BEGIN PROVIDED INFORMATION
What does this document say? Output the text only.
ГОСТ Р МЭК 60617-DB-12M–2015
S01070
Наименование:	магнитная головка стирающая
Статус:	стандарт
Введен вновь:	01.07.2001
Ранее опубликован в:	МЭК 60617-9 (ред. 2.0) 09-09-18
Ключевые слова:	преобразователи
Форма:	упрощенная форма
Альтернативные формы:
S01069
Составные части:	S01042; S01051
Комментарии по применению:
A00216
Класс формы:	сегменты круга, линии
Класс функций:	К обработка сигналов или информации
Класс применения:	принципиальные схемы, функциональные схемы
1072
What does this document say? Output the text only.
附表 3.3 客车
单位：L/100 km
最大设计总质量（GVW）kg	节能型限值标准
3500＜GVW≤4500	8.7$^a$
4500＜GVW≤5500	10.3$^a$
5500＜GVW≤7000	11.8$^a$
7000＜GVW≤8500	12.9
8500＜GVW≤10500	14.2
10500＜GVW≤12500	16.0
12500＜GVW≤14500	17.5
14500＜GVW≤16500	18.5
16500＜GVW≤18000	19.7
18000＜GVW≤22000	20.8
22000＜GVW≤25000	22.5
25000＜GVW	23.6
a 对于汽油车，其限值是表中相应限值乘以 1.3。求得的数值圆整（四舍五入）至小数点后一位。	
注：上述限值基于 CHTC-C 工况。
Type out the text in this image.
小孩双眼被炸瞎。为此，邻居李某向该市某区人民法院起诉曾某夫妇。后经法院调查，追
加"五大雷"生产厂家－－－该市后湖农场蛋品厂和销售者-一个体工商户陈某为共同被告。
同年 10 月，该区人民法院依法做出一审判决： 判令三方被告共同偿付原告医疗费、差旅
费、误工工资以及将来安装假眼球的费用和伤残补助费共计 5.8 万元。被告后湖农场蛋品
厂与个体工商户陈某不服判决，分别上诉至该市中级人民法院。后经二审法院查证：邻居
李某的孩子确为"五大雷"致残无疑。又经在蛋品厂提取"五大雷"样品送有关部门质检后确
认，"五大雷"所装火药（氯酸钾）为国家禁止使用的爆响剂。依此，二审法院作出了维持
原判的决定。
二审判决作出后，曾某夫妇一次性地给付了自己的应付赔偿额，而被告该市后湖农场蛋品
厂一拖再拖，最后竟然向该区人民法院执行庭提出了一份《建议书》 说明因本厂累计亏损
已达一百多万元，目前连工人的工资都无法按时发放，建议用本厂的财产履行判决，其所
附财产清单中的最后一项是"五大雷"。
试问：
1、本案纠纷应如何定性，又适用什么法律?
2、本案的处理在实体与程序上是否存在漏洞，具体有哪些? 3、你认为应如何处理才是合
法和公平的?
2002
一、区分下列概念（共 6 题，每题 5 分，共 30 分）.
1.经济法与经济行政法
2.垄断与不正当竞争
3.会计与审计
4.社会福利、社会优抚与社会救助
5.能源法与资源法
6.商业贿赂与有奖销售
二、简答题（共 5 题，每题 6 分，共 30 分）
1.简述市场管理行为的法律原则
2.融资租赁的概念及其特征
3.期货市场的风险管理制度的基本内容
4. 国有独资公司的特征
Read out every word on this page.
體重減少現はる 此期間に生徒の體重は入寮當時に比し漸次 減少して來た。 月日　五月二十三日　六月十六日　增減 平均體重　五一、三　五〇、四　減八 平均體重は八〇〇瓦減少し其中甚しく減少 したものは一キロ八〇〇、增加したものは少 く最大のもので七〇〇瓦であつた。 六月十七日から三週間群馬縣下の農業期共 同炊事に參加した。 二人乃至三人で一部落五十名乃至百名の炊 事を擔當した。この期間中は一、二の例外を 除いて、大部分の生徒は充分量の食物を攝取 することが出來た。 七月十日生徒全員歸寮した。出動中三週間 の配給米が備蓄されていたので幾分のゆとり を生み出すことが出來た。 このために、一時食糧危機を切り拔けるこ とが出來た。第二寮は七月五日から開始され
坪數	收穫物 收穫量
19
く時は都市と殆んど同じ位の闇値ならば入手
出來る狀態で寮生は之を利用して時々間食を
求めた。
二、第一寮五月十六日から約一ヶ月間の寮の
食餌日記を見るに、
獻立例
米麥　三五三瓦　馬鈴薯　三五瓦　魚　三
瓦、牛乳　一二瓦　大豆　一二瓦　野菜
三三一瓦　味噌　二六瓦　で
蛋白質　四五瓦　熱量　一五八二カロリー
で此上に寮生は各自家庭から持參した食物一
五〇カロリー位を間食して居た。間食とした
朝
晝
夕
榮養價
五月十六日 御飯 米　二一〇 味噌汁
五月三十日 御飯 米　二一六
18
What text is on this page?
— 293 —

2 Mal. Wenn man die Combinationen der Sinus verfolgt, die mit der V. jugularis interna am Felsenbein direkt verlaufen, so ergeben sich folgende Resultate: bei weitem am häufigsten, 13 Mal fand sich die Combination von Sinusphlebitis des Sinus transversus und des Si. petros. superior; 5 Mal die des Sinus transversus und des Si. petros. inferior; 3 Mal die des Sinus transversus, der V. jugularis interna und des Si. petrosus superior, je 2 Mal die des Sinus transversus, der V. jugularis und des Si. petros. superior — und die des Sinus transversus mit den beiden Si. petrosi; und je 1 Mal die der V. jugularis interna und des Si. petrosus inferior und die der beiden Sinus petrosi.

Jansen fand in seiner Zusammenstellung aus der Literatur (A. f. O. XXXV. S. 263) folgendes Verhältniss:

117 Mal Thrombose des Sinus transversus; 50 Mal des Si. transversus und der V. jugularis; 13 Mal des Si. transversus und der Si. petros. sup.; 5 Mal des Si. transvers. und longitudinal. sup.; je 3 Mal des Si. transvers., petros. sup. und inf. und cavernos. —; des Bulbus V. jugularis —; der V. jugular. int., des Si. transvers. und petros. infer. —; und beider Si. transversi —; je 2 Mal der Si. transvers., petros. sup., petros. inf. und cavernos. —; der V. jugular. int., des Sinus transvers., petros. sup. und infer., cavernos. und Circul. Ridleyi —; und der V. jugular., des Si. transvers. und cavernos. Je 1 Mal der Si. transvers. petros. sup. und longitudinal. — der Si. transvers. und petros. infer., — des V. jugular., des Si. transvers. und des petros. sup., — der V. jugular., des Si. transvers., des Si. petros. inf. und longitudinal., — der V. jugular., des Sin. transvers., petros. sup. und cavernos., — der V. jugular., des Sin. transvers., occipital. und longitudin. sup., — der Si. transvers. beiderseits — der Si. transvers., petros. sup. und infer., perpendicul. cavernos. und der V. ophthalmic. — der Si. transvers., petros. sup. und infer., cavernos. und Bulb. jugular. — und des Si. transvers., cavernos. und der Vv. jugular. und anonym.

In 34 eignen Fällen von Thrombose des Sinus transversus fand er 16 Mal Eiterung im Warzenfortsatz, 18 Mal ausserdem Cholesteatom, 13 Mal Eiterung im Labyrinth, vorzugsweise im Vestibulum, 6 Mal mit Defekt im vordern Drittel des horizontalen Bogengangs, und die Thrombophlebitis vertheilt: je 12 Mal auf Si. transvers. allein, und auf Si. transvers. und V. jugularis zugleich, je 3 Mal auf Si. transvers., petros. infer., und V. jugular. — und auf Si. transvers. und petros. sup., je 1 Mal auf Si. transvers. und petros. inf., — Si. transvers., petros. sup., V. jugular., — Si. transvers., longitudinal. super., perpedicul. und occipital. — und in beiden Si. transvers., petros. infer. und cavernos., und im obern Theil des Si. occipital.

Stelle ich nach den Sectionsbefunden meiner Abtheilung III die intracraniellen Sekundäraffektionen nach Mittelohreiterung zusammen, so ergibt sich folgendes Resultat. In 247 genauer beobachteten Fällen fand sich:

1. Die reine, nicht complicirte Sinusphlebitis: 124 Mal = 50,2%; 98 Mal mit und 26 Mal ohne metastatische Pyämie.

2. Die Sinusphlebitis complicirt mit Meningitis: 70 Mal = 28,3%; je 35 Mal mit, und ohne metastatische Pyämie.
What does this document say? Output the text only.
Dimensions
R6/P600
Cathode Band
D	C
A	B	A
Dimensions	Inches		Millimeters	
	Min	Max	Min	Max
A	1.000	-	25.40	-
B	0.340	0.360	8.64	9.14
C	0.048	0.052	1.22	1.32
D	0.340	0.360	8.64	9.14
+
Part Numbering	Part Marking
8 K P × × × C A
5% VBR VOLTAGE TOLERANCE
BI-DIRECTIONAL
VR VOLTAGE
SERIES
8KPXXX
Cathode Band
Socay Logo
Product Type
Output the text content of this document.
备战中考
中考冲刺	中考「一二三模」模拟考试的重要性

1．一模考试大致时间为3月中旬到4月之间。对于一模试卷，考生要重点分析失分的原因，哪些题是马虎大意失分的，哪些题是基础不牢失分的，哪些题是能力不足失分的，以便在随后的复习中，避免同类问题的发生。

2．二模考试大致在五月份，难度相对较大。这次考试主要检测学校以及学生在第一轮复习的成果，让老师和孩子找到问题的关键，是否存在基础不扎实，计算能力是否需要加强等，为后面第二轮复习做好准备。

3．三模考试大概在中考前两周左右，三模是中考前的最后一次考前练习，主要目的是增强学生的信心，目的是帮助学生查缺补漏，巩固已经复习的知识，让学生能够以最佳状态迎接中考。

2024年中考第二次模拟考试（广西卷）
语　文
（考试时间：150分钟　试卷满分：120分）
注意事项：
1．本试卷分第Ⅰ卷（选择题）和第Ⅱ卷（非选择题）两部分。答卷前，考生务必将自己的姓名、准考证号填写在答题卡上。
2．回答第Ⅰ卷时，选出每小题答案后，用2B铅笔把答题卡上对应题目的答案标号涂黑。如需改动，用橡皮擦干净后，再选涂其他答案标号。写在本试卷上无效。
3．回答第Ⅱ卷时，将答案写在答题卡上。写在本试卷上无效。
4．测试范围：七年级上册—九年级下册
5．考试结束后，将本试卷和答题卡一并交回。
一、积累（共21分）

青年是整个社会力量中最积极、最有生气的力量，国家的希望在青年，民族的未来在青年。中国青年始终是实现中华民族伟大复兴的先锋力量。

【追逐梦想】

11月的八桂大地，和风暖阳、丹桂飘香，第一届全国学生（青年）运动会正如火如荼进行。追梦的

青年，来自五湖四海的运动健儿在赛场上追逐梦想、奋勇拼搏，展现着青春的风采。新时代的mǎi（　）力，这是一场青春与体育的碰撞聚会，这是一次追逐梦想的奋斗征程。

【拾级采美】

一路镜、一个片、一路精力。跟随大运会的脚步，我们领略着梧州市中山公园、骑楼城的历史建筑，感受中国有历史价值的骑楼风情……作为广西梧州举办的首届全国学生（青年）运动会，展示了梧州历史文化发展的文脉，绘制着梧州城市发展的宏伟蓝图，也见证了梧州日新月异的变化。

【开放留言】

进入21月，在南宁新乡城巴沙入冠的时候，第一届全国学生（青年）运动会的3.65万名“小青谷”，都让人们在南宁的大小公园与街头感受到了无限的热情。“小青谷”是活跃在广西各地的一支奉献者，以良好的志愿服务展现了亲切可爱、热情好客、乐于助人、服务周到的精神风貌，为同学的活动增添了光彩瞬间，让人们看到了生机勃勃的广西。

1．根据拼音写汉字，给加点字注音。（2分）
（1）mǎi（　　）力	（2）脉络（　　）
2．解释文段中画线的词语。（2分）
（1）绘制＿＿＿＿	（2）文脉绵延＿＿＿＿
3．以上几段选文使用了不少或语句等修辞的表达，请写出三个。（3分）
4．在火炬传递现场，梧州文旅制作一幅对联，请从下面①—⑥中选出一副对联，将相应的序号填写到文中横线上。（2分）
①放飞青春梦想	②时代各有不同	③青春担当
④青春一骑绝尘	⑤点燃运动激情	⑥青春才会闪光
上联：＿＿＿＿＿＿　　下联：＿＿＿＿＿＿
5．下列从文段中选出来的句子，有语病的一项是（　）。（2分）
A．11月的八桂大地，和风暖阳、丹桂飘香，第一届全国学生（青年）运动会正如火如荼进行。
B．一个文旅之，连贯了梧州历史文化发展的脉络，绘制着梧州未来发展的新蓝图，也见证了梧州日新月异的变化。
END PROVIDED INFORMATION
TASK DETAILS:
Tell how many lines in the material contain the word "Класс". Only the number is wanted.

WORKED ANSWER:
3